◆ Aim ◆
Indicate only the number of lines in the listing below in which the word "houden" appears.

(Extracted records)
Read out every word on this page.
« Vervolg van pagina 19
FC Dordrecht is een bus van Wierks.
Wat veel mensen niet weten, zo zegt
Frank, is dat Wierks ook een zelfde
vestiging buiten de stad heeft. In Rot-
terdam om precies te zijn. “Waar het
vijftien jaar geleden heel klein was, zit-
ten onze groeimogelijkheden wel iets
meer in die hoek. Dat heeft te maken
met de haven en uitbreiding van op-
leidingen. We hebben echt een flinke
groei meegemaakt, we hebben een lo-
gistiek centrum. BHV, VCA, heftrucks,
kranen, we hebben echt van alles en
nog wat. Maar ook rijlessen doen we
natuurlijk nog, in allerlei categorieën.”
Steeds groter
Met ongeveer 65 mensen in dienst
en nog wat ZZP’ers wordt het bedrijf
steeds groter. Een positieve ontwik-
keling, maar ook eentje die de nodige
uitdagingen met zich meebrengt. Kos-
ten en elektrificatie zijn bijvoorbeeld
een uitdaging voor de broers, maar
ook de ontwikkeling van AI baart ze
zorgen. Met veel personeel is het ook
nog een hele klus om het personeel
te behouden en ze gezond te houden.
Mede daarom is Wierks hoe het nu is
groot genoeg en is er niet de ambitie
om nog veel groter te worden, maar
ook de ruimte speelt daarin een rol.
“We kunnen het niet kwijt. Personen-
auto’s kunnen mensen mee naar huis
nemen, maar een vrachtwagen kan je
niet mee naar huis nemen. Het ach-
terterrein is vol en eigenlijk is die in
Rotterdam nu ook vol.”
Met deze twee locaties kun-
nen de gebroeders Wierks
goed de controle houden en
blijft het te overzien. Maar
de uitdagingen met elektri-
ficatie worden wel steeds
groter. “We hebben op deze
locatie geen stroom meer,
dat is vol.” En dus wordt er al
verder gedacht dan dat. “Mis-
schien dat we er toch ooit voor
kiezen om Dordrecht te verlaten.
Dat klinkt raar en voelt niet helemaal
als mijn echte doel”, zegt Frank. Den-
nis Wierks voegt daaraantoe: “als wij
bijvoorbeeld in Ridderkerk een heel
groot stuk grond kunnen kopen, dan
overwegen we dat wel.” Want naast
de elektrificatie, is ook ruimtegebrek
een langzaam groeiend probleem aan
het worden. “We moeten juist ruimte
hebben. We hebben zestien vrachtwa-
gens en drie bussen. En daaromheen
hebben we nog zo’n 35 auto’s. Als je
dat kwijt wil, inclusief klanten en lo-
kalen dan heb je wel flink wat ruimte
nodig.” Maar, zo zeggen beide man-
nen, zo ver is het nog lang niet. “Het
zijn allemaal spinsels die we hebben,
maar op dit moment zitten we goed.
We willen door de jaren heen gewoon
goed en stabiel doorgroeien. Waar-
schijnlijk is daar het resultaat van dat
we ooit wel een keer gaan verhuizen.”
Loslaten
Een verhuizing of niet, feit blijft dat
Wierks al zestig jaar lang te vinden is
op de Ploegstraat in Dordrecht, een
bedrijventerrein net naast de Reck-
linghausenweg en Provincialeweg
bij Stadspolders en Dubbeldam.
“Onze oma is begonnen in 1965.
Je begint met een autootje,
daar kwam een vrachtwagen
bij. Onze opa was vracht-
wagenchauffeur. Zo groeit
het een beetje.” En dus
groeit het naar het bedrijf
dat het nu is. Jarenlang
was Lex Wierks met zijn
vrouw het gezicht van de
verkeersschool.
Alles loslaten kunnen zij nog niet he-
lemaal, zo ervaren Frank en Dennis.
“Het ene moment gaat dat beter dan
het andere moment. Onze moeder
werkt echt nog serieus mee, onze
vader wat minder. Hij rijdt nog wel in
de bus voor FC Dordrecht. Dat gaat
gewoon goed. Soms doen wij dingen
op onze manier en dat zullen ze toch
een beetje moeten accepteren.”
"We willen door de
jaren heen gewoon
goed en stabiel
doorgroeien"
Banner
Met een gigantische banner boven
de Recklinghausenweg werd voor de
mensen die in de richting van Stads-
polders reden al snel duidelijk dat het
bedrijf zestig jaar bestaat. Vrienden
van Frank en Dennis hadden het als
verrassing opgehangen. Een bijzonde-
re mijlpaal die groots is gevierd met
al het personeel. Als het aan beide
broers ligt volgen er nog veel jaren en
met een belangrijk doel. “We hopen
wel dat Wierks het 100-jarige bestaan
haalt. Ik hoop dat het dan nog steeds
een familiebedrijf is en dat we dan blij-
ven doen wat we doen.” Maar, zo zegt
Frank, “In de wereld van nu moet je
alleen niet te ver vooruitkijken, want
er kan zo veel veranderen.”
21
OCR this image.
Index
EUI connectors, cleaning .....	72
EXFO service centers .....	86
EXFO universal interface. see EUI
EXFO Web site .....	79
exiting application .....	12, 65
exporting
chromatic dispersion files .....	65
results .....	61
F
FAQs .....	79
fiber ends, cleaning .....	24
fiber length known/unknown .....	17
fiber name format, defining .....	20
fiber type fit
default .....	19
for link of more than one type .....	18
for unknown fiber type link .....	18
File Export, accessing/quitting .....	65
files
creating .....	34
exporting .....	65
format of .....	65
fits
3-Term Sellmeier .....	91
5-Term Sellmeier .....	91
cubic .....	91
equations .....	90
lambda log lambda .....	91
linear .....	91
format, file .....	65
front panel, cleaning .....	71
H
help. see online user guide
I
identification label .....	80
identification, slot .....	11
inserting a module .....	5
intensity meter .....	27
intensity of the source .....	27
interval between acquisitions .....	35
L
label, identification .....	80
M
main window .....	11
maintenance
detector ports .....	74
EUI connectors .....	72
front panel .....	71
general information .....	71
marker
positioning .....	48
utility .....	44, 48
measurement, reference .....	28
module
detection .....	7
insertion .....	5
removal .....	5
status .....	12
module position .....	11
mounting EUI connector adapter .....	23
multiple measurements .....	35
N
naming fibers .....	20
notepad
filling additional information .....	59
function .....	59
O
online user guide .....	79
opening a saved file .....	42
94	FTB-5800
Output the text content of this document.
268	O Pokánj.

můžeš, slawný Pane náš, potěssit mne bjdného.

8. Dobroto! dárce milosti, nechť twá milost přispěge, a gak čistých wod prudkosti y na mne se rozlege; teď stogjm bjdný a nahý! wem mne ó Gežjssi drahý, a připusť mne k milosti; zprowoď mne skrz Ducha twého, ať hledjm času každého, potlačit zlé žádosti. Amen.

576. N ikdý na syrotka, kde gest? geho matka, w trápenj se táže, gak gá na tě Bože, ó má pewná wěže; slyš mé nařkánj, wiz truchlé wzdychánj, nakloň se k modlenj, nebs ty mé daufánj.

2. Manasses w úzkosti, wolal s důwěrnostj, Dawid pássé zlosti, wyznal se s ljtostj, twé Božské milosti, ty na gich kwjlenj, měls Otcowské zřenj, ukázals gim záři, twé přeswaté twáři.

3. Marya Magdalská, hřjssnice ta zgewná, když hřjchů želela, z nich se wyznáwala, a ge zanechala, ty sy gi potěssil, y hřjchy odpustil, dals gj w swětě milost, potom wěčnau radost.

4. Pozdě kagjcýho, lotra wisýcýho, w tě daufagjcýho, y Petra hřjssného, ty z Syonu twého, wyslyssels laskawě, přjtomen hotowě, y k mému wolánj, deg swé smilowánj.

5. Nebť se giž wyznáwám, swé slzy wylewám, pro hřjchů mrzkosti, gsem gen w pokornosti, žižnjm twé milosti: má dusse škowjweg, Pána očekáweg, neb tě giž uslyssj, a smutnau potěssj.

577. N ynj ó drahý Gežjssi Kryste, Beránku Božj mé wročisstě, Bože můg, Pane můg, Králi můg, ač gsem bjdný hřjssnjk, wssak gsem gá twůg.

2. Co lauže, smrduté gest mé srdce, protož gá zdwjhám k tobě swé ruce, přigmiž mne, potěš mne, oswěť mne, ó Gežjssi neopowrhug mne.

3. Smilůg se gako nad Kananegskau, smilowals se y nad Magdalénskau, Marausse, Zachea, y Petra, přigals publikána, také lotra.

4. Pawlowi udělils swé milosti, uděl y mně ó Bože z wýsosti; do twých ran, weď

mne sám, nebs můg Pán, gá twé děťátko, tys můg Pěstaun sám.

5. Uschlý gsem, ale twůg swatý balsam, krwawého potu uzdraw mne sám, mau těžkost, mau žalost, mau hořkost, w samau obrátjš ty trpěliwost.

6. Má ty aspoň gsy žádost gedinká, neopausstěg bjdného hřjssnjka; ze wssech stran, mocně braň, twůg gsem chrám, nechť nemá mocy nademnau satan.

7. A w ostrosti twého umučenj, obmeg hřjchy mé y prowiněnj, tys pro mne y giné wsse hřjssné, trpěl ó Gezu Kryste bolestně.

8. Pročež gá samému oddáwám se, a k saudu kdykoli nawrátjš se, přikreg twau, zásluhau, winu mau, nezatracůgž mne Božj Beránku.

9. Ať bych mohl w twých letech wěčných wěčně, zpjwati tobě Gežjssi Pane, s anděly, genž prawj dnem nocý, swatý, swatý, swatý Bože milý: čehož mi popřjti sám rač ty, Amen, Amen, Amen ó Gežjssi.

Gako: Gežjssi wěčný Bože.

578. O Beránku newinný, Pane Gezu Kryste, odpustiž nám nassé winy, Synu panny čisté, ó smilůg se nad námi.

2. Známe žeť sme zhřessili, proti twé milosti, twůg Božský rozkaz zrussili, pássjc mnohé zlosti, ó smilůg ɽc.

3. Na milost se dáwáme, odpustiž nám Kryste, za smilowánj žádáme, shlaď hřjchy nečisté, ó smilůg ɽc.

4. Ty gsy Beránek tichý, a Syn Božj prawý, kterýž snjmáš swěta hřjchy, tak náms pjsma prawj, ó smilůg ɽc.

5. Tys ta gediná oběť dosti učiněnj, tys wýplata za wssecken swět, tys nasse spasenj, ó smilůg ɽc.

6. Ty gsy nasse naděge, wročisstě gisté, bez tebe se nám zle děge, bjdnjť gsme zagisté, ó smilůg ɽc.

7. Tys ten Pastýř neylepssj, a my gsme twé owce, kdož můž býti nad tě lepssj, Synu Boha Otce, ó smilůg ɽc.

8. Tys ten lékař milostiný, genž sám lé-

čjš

◆ Worked solution ◆
2